→ Goal
Filter the data below for the string "honneur" and copy each matching line.

→ Material to process
= = = = = = =

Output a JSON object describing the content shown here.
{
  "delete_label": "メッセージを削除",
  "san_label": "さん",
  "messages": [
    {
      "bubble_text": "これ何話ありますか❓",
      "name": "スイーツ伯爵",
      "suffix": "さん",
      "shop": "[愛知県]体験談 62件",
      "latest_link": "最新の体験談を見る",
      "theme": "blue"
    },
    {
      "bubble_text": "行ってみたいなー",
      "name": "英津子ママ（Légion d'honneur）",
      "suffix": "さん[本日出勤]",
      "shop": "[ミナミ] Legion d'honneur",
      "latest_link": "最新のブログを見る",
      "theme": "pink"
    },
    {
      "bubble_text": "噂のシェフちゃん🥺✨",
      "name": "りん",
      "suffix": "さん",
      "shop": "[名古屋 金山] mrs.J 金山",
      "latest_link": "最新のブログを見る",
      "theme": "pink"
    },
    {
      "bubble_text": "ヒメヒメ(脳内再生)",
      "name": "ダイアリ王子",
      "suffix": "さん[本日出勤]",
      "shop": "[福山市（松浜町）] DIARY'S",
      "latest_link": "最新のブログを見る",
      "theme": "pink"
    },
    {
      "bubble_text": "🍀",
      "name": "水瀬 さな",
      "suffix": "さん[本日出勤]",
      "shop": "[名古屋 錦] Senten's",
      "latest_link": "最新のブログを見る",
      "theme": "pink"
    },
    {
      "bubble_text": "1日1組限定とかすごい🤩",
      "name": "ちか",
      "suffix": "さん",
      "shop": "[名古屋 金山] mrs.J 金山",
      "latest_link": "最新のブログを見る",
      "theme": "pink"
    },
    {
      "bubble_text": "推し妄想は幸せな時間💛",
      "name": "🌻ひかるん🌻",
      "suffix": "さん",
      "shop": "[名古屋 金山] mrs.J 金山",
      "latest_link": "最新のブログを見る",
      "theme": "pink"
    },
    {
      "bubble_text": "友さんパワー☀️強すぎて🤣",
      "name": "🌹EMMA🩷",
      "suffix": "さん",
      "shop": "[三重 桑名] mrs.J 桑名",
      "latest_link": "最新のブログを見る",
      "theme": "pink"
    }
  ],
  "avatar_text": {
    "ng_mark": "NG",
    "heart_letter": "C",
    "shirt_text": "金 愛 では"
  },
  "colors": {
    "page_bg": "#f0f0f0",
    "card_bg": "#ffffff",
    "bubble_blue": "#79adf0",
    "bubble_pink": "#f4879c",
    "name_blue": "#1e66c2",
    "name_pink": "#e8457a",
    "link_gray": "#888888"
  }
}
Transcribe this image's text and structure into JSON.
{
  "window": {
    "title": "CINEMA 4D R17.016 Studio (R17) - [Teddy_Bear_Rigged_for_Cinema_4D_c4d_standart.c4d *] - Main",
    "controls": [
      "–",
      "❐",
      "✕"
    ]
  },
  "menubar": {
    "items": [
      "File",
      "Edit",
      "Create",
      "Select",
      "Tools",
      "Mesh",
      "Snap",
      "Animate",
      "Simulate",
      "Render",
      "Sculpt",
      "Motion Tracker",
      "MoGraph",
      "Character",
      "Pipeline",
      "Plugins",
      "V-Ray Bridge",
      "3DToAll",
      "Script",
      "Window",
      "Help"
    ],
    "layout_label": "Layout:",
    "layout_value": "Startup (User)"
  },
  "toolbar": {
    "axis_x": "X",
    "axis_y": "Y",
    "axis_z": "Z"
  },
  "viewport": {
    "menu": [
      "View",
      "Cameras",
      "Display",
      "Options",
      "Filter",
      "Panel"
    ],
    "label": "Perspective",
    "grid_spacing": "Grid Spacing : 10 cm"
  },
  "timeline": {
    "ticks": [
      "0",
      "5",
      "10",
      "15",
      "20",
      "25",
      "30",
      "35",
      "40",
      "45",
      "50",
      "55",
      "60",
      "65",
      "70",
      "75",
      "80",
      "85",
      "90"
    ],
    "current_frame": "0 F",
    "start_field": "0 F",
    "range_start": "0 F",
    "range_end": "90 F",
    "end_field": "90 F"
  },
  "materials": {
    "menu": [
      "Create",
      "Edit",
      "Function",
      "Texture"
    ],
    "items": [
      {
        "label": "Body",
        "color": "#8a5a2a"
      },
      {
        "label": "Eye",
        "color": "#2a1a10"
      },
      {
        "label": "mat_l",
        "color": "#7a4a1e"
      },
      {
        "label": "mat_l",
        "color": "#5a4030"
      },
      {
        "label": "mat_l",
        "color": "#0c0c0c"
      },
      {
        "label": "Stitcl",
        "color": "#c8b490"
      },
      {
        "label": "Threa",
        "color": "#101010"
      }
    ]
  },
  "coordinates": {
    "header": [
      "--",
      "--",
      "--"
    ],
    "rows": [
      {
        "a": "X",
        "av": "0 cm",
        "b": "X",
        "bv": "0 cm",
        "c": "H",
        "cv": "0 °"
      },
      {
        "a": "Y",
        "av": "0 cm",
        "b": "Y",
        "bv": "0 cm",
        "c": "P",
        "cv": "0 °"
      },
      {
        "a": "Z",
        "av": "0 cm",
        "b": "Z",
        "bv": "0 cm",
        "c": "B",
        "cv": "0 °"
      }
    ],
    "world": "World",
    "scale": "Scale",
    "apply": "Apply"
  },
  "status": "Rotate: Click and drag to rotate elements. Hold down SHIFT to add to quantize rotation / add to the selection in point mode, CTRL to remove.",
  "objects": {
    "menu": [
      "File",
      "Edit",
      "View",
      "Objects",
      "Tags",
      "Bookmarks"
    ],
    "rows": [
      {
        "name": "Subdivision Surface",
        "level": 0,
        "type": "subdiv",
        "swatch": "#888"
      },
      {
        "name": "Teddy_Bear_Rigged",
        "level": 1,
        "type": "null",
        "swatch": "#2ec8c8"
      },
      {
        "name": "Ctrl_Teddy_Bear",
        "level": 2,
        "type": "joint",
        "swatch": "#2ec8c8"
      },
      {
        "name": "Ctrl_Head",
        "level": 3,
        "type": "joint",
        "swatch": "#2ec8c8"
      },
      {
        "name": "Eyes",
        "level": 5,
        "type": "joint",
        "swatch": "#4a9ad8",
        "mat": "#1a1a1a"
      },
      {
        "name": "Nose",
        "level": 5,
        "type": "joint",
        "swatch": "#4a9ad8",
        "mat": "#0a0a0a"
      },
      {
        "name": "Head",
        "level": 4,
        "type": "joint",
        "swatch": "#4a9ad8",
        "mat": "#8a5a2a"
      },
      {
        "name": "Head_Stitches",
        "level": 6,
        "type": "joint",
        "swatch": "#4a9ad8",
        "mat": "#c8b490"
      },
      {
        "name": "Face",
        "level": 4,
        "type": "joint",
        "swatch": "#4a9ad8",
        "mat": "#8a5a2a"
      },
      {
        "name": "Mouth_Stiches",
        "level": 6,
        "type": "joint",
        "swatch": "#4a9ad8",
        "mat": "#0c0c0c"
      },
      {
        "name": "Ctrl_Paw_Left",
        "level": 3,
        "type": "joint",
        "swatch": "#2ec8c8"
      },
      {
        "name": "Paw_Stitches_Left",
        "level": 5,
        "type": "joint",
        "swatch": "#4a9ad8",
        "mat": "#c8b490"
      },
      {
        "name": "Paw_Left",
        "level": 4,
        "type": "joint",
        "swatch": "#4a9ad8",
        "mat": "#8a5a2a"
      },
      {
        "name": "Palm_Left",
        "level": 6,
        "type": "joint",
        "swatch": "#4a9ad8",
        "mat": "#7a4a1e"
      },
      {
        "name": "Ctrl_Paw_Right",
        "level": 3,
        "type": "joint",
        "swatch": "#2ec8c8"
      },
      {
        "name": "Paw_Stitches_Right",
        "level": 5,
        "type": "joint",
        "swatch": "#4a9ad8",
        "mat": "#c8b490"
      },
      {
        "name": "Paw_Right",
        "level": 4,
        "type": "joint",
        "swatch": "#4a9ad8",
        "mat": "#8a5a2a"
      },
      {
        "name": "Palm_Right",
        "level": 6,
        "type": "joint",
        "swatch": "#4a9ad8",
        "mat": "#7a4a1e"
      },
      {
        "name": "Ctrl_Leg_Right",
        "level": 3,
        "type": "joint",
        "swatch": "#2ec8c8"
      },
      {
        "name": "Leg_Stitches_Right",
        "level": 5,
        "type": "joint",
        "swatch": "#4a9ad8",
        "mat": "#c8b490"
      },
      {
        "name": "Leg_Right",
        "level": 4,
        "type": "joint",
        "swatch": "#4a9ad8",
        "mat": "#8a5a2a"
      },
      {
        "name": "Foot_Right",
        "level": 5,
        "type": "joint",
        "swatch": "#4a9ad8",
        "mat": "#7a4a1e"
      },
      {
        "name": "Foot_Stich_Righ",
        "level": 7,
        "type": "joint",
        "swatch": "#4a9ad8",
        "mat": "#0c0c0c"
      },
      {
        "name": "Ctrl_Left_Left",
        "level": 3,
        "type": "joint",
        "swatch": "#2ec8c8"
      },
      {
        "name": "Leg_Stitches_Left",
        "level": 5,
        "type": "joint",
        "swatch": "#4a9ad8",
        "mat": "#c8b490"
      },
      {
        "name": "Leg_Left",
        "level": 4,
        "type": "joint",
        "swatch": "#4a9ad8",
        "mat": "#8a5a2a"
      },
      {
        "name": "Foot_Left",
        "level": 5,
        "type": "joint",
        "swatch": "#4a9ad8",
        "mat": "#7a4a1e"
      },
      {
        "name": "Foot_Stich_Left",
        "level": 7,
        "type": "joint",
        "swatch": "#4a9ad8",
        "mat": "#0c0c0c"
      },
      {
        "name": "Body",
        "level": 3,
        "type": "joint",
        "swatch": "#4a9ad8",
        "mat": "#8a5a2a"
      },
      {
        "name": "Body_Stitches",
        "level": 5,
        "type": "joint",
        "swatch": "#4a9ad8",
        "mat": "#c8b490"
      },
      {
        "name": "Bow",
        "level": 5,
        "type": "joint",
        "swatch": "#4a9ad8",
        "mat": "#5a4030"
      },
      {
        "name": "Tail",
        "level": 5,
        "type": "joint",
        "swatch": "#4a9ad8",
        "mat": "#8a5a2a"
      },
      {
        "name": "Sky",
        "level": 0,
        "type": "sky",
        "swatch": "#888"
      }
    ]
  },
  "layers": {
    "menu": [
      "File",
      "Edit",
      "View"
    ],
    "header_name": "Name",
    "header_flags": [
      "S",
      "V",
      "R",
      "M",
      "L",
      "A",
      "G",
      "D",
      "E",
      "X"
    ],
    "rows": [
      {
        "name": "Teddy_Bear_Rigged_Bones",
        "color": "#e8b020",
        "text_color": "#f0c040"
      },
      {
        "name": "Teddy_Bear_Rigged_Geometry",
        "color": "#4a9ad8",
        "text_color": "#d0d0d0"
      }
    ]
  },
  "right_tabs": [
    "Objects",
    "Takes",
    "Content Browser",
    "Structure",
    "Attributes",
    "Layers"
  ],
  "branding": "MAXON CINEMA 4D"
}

= = = = = = =

→ Expected output
      "name": "英津子ママ（Légion d'honneur）",
      "shop": "[ミナミ] Legion d'honneur",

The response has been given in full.